→ **La consigne**
Reproduisez sans aucune modification le passage de l'extrait sur l'investissement en commençant aux mots qui contiennent « Dans l’environnement plus » et en vous arrêtant après « le consensus général. ».

→ **Extrait du texte**
++++++

La fin de l’investissement unique

Dans ce contexte nouveau, il est bon de se souvenir de quelques vieilles recettes qui ont fait leur preuves sur la durée. La première est sans aucun doute la diversification internationale. Alors que les actions de croissance américaines sont largement sorties gagnantes ces dernières décennies – poussées par la très grande force d’innovation des Etats-Unis et son économie très libérale, il était facile d’ignorer, ou pour le moins de sous-pondérer largement, les autres régions du monde. Il en a été de même pour la variété de styles de gestion dans un portefeuille, une notion largement mise de côté au profit du « 100% Growth », véritable « pensée unique » des dernières années. Mais, alors que nous assistons à un large rééquilibrage géopolitique qui va certainement voir le monde se diviser à nouveau en zones d’influence, il sera plus difficile d’ignorer des pays ou des régions qui ne traversent pas les mêmes difficultés que celles du monde occidental. De même, alors que certains prédisaient la mort du style de gestion « value », la réalité est que les disciplines de prix reviennent peu à peu dans les décisions d’investissement. Il en va de même pour les stratégies alternatives, dont l’objectif de performance absolue n’attirait plus guère les investisseurs tant que les marchés montaient sans discontinuer.

Le retour de la différence

Dans l’environnement plus complexe que nous envisageons à présent, il faudra donc faire preuve de plus de sélectivité. Dans ce contexte, il va falloir repenser à des secteurs ou des régions oubliés qui sont encore très peu représentés dans les portefeuilles et offrent un potentiel de changement marginal très important. A ce titre, l’exemple des actions japonaises est frappant : le marché est considérablement sous-pondéré par les investisseurs internationaux, alors qu’il présente des caractéristiques de valorisation très attrayantes, ainsi que d’excellentes perspectives de transformation. Tout changement de perception à son égard pourrait créer un afflux important de liquidités et donc une revalorisation significative. De même, les petites valeurs européennes « value » offrent le même potentiel de réévaluation pour les investisseurs prêts à braver le consensus général.

++++++

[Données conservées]
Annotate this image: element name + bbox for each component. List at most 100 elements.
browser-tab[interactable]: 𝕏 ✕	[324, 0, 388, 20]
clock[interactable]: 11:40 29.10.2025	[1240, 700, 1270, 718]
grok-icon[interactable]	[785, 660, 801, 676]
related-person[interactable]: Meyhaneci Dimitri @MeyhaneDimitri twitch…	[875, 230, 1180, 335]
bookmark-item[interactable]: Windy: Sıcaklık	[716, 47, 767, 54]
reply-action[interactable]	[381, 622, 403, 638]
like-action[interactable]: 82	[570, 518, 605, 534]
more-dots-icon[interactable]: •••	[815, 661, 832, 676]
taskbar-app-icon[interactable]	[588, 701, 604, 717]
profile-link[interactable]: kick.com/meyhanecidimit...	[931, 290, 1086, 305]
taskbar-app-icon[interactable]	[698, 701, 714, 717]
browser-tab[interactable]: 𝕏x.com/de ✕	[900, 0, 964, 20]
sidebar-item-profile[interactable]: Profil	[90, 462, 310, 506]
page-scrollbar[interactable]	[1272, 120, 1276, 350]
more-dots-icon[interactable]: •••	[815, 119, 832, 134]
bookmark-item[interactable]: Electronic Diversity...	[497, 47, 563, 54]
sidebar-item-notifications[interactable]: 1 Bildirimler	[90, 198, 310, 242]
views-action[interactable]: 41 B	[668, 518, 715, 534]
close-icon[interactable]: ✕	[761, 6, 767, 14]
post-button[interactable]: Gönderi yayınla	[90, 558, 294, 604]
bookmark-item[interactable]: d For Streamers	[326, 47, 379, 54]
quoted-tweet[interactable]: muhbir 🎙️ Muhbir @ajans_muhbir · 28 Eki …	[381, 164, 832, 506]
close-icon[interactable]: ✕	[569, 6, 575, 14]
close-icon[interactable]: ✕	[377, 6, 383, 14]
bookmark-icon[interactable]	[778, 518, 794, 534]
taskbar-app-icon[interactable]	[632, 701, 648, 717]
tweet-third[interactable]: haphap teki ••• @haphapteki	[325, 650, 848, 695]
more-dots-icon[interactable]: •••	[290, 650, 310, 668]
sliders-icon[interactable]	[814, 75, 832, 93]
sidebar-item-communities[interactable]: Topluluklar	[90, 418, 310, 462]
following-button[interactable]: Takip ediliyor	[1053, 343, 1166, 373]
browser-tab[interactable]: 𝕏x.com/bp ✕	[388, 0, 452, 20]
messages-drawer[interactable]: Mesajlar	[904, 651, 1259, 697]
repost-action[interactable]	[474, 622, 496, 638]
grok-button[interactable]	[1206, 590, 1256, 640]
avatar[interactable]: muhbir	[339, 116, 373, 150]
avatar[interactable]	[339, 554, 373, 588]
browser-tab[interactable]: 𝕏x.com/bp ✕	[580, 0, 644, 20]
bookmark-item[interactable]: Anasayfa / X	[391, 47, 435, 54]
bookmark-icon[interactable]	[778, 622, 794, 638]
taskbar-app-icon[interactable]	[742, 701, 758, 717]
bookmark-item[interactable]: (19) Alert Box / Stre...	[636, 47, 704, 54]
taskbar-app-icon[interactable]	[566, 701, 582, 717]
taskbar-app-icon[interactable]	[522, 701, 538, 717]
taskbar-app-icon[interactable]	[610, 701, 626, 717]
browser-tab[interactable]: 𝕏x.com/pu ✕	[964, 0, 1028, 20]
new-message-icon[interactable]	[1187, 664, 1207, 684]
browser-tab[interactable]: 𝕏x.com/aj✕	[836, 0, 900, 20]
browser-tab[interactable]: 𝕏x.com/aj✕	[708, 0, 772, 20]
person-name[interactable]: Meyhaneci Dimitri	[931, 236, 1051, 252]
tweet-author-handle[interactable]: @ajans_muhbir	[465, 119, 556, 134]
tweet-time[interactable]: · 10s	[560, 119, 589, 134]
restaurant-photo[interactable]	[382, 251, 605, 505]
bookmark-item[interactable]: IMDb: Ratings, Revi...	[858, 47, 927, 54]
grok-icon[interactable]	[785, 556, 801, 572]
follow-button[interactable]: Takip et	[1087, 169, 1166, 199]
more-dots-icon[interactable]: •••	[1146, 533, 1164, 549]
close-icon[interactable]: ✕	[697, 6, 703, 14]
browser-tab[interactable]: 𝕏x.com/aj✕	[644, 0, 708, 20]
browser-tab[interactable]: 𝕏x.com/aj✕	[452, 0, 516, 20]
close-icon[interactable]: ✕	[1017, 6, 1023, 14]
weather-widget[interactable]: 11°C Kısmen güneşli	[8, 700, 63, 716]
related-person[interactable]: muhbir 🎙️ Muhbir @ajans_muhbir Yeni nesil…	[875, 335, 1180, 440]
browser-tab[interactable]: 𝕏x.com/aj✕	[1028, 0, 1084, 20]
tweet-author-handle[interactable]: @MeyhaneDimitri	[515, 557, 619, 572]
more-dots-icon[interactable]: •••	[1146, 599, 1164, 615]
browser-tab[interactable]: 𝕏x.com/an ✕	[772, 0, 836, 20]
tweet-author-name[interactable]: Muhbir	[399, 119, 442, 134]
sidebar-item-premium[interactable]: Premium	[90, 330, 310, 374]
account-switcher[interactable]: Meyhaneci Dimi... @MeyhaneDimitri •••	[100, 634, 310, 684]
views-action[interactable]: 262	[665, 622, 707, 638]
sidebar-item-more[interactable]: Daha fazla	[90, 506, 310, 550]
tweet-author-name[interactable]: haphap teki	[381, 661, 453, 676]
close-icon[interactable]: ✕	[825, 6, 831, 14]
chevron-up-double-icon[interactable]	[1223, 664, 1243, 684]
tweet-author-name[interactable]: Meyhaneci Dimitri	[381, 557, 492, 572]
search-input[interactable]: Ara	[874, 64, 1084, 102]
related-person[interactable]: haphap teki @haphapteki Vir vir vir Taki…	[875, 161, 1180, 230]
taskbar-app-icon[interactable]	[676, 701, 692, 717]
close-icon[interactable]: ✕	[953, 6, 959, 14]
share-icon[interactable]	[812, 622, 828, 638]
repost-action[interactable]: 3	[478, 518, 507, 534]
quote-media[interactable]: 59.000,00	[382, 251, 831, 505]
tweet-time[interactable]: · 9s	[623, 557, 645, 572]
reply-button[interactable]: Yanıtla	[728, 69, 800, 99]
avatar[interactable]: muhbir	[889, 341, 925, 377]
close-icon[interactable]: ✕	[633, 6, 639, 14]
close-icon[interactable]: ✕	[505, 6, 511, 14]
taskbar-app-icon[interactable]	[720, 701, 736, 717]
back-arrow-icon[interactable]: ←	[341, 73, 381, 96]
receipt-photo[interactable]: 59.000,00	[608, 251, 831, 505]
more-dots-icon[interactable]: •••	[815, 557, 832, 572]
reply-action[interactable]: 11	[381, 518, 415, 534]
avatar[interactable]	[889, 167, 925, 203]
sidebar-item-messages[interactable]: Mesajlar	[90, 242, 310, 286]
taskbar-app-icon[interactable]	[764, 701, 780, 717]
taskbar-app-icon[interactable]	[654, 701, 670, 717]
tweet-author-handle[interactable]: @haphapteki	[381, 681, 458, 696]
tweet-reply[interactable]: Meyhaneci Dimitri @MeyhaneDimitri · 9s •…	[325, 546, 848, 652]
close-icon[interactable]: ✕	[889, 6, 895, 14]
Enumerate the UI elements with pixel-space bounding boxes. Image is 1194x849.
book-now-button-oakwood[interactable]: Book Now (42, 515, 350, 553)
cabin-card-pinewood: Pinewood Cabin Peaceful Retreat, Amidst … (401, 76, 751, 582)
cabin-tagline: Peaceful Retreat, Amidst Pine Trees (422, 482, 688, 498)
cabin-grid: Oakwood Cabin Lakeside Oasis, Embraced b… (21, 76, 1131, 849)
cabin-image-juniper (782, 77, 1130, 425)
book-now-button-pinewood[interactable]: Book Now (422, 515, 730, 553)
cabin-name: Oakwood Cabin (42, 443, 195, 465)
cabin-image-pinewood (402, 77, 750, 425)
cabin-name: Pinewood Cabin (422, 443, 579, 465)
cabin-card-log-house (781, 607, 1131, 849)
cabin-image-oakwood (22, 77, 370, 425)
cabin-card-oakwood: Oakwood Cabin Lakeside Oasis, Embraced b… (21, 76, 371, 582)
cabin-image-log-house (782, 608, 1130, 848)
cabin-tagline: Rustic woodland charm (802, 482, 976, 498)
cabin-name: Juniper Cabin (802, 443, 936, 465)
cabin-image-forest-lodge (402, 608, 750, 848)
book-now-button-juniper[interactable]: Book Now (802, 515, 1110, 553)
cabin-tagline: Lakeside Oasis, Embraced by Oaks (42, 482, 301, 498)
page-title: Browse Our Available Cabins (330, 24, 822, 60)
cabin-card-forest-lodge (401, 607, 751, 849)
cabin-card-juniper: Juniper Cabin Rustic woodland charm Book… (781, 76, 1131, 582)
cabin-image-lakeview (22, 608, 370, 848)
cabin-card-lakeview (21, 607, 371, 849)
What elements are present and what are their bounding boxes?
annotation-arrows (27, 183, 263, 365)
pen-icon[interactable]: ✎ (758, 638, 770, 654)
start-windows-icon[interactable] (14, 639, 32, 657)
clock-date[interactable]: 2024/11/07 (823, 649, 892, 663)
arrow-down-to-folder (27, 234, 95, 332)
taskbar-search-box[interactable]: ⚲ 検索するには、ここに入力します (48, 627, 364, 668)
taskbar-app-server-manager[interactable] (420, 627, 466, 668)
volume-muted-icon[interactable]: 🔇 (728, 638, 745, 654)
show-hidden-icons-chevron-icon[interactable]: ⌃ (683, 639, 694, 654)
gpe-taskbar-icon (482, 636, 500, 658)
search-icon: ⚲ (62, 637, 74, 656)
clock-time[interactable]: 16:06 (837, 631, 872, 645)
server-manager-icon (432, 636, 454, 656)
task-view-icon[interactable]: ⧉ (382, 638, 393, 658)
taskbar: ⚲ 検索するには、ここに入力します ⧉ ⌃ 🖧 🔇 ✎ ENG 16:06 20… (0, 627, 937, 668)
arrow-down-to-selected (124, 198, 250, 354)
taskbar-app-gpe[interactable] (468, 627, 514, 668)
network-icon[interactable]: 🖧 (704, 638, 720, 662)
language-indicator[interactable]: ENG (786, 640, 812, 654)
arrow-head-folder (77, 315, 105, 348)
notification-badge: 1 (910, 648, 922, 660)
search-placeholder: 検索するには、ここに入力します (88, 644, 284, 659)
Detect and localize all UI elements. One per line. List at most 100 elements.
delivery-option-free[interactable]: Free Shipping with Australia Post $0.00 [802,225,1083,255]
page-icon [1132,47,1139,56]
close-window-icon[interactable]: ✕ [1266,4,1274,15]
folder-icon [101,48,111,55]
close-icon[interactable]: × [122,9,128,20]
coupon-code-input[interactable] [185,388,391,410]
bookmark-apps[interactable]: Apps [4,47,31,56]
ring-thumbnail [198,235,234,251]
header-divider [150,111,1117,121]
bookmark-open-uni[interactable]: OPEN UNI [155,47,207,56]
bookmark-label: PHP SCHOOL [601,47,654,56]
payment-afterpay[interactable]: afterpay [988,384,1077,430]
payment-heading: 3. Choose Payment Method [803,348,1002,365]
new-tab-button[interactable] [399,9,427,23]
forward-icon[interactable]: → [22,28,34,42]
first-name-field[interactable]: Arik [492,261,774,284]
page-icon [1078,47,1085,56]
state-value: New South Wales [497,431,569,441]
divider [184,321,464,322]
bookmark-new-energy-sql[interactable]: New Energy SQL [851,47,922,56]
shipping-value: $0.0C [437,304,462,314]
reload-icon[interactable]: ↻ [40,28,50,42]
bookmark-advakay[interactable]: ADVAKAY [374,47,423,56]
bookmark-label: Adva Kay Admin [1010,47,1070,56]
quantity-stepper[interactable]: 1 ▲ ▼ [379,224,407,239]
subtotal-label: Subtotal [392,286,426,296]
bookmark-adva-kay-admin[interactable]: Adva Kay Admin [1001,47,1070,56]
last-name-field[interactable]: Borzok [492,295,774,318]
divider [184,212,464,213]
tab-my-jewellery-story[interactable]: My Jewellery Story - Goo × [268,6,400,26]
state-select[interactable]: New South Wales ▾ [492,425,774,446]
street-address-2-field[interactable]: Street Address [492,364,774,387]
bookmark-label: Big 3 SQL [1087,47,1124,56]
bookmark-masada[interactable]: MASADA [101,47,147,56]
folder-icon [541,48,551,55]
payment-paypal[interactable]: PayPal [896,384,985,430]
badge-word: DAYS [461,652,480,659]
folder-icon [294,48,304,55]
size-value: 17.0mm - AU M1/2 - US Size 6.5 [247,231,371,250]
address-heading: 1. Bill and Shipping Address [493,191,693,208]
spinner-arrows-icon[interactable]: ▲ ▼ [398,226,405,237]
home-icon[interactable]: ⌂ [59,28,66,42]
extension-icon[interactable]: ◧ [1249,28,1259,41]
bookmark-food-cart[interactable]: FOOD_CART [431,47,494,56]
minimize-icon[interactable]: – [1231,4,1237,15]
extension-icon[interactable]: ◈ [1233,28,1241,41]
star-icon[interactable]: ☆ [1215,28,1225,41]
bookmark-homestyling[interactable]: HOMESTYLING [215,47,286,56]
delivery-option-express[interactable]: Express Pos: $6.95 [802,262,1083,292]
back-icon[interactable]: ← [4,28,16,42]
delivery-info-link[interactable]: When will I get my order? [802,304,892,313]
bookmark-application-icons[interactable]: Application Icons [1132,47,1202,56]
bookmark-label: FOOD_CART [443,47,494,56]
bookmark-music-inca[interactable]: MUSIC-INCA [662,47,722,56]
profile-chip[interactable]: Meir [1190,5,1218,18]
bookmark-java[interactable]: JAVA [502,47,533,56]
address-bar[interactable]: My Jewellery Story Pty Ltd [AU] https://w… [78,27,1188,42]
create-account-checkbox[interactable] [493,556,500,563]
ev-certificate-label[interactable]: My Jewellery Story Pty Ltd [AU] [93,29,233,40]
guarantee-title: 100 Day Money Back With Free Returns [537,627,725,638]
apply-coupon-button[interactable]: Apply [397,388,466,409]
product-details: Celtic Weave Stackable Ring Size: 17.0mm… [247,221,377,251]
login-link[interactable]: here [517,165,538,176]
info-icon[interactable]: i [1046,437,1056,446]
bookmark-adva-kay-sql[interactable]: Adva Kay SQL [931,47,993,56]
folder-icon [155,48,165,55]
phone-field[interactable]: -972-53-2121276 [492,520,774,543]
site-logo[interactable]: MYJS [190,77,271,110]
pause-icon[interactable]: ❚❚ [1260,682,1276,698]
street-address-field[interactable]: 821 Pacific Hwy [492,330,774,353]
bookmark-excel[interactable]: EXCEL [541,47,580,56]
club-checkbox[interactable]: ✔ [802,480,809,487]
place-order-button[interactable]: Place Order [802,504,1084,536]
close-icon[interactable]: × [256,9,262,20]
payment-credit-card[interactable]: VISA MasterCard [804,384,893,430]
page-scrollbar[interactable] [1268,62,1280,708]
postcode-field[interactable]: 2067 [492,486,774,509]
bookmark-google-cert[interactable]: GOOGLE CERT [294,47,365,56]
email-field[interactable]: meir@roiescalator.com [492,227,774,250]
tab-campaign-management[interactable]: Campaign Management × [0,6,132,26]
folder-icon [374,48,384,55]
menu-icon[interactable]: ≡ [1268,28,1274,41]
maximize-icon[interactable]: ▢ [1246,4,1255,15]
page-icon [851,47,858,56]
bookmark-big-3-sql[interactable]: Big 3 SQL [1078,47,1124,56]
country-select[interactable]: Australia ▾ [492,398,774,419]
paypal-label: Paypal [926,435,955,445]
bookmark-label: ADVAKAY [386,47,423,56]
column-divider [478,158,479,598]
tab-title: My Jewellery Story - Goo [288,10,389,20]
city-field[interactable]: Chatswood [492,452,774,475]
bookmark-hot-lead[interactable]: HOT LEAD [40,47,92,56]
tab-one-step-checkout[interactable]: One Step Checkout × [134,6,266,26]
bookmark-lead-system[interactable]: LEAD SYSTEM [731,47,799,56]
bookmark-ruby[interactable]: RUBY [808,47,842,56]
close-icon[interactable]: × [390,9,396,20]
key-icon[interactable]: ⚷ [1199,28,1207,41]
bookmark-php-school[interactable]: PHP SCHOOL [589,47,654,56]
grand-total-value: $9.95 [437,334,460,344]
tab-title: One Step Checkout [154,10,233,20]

++++++

→ **Corrigé**
Dans l’environnement plus complexe que nous envisageons à présent, il faudra donc faire preuve de plus de sélectivité. Dans ce contexte, il va falloir repenser à des secteurs ou des régions oubliés qui sont encore très peu représentés dans les portefeuilles et offrent un potentiel de changement marginal très important. A ce titre, l’exemple des actions japonaises est frappant : le marché est considérablement sous-pondéré par les investisseurs internationaux, alors qu’il présente des caractéristiques de valorisation très attrayantes, ainsi que d’excellentes perspectives de transformation. Tout changement de perception à son égard pourrait créer un afflux important de liquidités et donc une revalorisation significative. De même, les petites valeurs européennes « value » offrent le même potentiel de réévaluation pour les investisseurs prêts à braver le consensus général.